Dataset items:
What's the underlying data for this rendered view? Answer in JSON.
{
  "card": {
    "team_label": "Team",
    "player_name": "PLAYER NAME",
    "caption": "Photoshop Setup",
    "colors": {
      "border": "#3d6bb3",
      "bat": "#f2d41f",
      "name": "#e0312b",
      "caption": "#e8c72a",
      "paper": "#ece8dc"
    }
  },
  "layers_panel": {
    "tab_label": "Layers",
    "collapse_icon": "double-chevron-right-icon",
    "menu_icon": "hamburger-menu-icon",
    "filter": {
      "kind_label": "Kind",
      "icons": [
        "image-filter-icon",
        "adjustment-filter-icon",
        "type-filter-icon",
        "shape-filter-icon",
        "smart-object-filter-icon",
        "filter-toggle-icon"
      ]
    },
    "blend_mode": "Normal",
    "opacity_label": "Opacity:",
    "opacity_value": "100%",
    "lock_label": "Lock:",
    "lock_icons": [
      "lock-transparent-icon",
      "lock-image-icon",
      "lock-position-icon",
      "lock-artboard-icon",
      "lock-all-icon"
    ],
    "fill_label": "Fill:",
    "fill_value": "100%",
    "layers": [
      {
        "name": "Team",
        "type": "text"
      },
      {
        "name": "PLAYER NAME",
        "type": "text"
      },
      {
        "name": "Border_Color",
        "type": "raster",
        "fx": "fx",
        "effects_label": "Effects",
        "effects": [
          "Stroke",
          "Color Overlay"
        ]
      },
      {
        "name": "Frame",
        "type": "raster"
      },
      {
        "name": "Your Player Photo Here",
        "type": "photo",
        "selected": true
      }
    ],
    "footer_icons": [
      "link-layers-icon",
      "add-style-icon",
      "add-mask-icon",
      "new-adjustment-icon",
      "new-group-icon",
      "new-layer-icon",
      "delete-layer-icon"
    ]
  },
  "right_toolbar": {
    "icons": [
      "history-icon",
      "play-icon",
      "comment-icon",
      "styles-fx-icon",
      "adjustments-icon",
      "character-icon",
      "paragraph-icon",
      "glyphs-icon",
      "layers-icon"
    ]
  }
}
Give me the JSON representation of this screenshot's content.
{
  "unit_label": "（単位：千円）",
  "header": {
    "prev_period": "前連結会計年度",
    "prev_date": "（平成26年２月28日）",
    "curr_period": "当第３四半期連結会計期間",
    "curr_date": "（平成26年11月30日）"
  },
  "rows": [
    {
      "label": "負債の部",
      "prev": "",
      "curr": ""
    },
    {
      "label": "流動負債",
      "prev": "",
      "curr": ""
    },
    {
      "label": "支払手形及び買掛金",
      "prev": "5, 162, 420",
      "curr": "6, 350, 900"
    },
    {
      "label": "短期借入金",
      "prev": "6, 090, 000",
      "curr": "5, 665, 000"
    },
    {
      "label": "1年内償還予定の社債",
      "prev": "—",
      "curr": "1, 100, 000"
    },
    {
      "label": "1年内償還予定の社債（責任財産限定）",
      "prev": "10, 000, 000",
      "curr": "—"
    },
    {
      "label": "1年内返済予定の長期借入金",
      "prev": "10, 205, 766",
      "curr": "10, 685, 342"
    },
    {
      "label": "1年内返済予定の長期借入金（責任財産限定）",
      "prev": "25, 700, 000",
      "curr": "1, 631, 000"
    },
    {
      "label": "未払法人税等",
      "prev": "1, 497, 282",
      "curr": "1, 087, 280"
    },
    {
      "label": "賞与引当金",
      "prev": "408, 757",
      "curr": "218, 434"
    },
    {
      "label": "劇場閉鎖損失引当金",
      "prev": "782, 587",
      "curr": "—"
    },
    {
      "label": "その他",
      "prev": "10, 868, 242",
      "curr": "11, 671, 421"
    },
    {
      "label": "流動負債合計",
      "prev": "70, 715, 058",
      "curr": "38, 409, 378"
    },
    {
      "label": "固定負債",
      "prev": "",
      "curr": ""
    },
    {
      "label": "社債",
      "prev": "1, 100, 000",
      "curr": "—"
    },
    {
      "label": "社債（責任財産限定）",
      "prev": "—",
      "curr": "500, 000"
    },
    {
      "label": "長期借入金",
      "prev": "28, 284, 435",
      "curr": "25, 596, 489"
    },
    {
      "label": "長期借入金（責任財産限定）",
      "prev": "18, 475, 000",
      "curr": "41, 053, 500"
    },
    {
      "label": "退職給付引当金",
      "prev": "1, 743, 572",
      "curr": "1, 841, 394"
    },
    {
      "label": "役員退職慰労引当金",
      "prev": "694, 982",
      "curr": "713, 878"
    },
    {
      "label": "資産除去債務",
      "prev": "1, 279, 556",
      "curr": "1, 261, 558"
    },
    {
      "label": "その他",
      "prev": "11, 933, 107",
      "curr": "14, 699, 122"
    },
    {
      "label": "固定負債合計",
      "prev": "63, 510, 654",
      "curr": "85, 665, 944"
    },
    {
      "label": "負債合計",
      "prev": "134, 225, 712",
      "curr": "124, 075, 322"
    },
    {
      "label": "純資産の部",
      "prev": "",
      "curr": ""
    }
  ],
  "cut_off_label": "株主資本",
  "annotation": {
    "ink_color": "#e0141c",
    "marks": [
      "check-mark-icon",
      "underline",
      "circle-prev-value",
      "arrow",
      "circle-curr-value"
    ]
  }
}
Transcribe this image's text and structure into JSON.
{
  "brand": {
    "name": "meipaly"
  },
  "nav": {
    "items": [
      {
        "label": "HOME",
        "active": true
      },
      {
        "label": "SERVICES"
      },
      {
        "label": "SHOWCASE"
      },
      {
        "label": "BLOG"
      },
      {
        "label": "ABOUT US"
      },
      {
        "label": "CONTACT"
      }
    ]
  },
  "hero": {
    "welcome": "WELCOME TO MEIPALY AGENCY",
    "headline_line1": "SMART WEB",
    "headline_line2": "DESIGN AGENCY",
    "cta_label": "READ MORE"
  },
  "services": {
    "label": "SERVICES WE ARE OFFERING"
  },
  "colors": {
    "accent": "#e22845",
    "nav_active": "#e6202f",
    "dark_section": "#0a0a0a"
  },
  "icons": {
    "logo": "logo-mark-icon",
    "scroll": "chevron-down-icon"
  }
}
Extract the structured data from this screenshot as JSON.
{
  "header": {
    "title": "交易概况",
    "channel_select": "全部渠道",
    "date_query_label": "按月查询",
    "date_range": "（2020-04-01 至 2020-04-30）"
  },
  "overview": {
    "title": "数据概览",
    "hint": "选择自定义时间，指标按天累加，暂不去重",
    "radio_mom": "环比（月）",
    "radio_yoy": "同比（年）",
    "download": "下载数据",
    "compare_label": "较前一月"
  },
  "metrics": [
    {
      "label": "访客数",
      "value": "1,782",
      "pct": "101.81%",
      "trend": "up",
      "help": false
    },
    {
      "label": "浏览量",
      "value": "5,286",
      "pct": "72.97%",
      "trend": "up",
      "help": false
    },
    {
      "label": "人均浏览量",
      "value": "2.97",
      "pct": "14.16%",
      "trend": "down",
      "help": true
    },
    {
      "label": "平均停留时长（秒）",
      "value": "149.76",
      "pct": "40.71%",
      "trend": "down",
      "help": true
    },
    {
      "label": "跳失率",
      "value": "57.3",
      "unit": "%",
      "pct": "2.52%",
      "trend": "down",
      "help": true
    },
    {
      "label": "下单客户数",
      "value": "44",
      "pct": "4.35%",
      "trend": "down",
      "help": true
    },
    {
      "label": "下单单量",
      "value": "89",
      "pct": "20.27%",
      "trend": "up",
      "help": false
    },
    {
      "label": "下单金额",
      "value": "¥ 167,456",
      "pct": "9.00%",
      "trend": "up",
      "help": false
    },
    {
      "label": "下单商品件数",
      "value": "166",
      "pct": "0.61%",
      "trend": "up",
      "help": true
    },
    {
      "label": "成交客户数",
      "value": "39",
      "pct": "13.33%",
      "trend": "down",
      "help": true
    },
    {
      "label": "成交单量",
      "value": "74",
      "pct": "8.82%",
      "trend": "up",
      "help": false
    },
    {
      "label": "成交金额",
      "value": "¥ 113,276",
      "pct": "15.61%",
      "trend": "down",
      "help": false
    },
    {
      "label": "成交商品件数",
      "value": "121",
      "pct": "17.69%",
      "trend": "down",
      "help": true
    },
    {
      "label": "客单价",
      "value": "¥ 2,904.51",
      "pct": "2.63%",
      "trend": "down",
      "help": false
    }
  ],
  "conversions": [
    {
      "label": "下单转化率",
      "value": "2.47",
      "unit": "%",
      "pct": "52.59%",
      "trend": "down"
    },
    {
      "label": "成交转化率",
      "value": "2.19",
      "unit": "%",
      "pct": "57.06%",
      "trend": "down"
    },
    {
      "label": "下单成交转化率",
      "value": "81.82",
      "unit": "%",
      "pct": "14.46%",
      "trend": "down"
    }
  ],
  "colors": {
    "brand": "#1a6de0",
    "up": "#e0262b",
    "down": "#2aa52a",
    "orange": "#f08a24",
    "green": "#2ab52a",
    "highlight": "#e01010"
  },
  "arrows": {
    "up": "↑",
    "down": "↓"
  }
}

Task requirements:
From the listing above, collect every line that mentions the word "caption".

Result of this task:
    "caption": "Photoshop Setup",
      "caption": "#e8c72a",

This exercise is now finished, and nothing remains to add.